» **Task objective**
Repeat all of the material exactly as given.

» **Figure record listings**
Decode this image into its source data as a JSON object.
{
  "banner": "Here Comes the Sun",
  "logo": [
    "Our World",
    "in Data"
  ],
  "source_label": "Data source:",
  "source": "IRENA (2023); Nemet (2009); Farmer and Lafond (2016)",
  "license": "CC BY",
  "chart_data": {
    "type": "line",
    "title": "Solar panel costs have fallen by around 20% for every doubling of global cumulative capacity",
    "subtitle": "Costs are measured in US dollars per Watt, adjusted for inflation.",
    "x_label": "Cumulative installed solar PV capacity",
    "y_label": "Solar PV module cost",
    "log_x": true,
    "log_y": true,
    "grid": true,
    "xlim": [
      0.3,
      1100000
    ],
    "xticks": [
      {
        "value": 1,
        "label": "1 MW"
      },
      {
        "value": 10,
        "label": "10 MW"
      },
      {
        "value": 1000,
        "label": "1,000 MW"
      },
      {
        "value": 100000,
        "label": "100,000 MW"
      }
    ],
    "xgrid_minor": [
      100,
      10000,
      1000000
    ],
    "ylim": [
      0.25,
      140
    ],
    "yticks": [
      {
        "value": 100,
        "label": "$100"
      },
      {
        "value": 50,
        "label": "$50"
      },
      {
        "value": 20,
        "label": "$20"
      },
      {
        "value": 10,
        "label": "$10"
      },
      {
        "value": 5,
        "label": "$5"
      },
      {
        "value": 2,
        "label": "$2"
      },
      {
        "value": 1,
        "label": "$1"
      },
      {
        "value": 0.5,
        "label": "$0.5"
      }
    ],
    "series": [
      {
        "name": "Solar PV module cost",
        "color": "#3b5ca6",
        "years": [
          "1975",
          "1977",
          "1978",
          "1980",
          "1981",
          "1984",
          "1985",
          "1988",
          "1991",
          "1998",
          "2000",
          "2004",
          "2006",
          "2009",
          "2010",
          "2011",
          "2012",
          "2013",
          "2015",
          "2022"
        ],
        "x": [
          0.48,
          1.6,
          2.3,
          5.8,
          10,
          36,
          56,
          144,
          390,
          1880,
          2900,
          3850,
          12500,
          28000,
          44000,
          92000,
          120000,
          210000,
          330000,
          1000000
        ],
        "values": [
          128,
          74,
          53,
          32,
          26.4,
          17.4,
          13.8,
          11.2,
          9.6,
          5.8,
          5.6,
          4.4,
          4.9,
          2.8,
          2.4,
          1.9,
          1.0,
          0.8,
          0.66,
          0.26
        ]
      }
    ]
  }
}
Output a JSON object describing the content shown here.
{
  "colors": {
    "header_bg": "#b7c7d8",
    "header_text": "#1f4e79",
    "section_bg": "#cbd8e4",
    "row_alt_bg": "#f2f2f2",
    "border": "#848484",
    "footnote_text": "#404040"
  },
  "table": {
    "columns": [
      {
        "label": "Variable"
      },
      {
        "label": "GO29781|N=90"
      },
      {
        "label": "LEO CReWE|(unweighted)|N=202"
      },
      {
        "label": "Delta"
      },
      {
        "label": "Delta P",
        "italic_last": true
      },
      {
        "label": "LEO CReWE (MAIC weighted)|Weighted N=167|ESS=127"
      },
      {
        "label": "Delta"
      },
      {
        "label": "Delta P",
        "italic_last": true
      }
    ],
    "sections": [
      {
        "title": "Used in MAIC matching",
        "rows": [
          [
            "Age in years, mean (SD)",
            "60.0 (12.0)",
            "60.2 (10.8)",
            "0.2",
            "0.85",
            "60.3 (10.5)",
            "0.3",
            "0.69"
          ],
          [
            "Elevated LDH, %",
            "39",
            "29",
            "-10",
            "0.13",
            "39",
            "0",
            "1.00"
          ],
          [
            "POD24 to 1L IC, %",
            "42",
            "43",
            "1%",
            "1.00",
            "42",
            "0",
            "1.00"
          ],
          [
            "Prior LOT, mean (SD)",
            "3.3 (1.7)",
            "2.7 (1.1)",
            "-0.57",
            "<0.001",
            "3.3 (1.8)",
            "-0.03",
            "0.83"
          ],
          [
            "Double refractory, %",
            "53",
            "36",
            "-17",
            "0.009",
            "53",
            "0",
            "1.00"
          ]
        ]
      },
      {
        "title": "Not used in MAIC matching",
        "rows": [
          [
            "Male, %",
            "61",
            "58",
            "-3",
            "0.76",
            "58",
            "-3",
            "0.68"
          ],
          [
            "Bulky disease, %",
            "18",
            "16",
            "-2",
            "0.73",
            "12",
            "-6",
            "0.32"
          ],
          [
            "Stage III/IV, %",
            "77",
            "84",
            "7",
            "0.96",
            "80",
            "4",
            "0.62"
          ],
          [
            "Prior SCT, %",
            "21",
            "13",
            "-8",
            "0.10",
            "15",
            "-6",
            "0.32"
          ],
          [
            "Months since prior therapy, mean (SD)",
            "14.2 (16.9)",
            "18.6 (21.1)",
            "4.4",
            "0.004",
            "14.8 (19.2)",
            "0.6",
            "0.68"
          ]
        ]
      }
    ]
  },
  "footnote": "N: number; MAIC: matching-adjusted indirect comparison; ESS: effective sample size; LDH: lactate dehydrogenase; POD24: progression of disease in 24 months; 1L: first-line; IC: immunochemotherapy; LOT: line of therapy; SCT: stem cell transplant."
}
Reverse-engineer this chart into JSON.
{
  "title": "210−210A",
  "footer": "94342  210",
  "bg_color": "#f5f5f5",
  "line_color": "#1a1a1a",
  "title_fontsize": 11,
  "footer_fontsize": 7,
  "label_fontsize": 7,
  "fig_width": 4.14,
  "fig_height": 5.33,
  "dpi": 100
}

» **Worked answer**
Decode this image into its source data as a JSON object.
{
  "banner": "Here Comes the Sun",
  "logo": [
    "Our World",
    "in Data"
  ],
  "source_label": "Data source:",
  "source": "IRENA (2023); Nemet (2009); Farmer and Lafond (2016)",
  "license": "CC BY",
  "chart_data": {
    "type": "line",
    "title": "Solar panel costs have fallen by around 20% for every doubling of global cumulative capacity",
    "subtitle": "Costs are measured in US dollars per Watt, adjusted for inflation.",
    "x_label": "Cumulative installed solar PV capacity",
    "y_label": "Solar PV module cost",
    "log_x": true,
    "log_y": true,
    "grid": true,
    "xlim": [
      0.3,
      1100000
    ],
    "xticks": [
      {
        "value": 1,
        "label": "1 MW"
      },
      {
        "value": 10,
        "label": "10 MW"
      },
      {
        "value": 1000,
        "label": "1,000 MW"
      },
      {
        "value": 100000,
        "label": "100,000 MW"
      }
    ],
    "xgrid_minor": [
      100,
      10000,
      1000000
    ],
    "ylim": [
      0.25,
      140
    ],
    "yticks": [
      {
        "value": 100,
        "label": "$100"
      },
      {
        "value": 50,
        "label": "$50"
      },
      {
        "value": 20,
        "label": "$20"
      },
      {
        "value": 10,
        "label": "$10"
      },
      {
        "value": 5,
        "label": "$5"
      },
      {
        "value": 2,
        "label": "$2"
      },
      {
        "value": 1,
        "label": "$1"
      },
      {
        "value": 0.5,
        "label": "$0.5"
      }
    ],
    "series": [
      {
        "name": "Solar PV module cost",
        "color": "#3b5ca6",
        "years": [
          "1975",
          "1977",
          "1978",
          "1980",
          "1981",
          "1984",
          "1985",
          "1988",
          "1991",
          "1998",
          "2000",
          "2004",
          "2006",
          "2009",
          "2010",
          "2011",
          "2012",
          "2013",
          "2015",
          "2022"
        ],
        "x": [
          0.48,
          1.6,
          2.3,
          5.8,
          10,
          36,
          56,
          144,
          390,
          1880,
          2900,
          3850,
          12500,
          28000,
          44000,
          92000,
          120000,
          210000,
          330000,
          1000000
        ],
        "values": [
          128,
          74,
          53,
          32,
          26.4,
          17.4,
          13.8,
          11.2,
          9.6,
          5.8,
          5.6,
          4.4,
          4.9,
          2.8,
          2.4,
          1.9,
          1.0,
          0.8,
          0.66,
          0.26
        ]
      }
    ]
  }
}
Output a JSON object describing the content shown here.
{
  "colors": {
    "header_bg": "#b7c7d8",
    "header_text": "#1f4e79",
    "section_bg": "#cbd8e4",
    "row_alt_bg": "#f2f2f2",
    "border": "#848484",
    "footnote_text": "#404040"
  },
  "table": {
    "columns": [
      {
        "label": "Variable"
      },
      {
        "label": "GO29781|N=90"
      },
      {
        "label": "LEO CReWE|(unweighted)|N=202"
      },
      {
        "label": "Delta"
      },
      {
        "label": "Delta P",
        "italic_last": true
      },
      {
        "label": "LEO CReWE (MAIC weighted)|Weighted N=167|ESS=127"
      },
      {
        "label": "Delta"
      },
      {
        "label": "Delta P",
        "italic_last": true
      }
    ],
    "sections": [
      {
        "title": "Used in MAIC matching",
        "rows": [
          [
            "Age in years, mean (SD)",
            "60.0 (12.0)",
            "60.2 (10.8)",
            "0.2",
            "0.85",
            "60.3 (10.5)",
            "0.3",
            "0.69"
          ],
          [
            "Elevated LDH, %",
            "39",
            "29",
            "-10",
            "0.13",
            "39",
            "0",
            "1.00"
          ],
          [
            "POD24 to 1L IC, %",
            "42",
            "43",
            "1%",
            "1.00",
            "42",
            "0",
            "1.00"
          ],
          [
            "Prior LOT, mean (SD)",
            "3.3 (1.7)",
            "2.7 (1.1)",
            "-0.57",
            "<0.001",
            "3.3 (1.8)",
            "-0.03",
            "0.83"
          ],
          [
            "Double refractory, %",
            "53",
            "36",
            "-17",
            "0.009",
            "53",
            "0",
            "1.00"
          ]
        ]
      },
      {
        "title": "Not used in MAIC matching",
        "rows": [
          [
            "Male, %",
            "61",
            "58",
            "-3",
            "0.76",
            "58",
            "-3",
            "0.68"
          ],
          [
            "Bulky disease, %",
            "18",
            "16",
            "-2",
            "0.73",
            "12",
            "-6",
            "0.32"
          ],
          [
            "Stage III/IV, %",
            "77",
            "84",
            "7",
            "0.96",
            "80",
            "4",
            "0.62"
          ],
          [
            "Prior SCT, %",
            "21",
            "13",
            "-8",
            "0.10",
            "15",
            "-6",
            "0.32"
          ],
          [
            "Months since prior therapy, mean (SD)",
            "14.2 (16.9)",
            "18.6 (21.1)",
            "4.4",
            "0.004",
            "14.8 (19.2)",
            "0.6",
            "0.68"
          ]
        ]
      }
    ]
  },
  "footnote": "N: number; MAIC: matching-adjusted indirect comparison; ESS: effective sample size; LDH: lactate dehydrogenase; POD24: progression of disease in 24 months; 1L: first-line; IC: immunochemotherapy; LOT: line of therapy; SCT: stem cell transplant."
}
Reverse-engineer this chart into JSON.
{
  "title": "210−210A",
  "footer": "94342  210",
  "bg_color": "#f5f5f5",
  "line_color": "#1a1a1a",
  "title_fontsize": 11,
  "footer_fontsize": 7,
  "label_fontsize": 7,
  "fig_width": 4.14,
  "fig_height": 5.33,
  "dpi": 100
}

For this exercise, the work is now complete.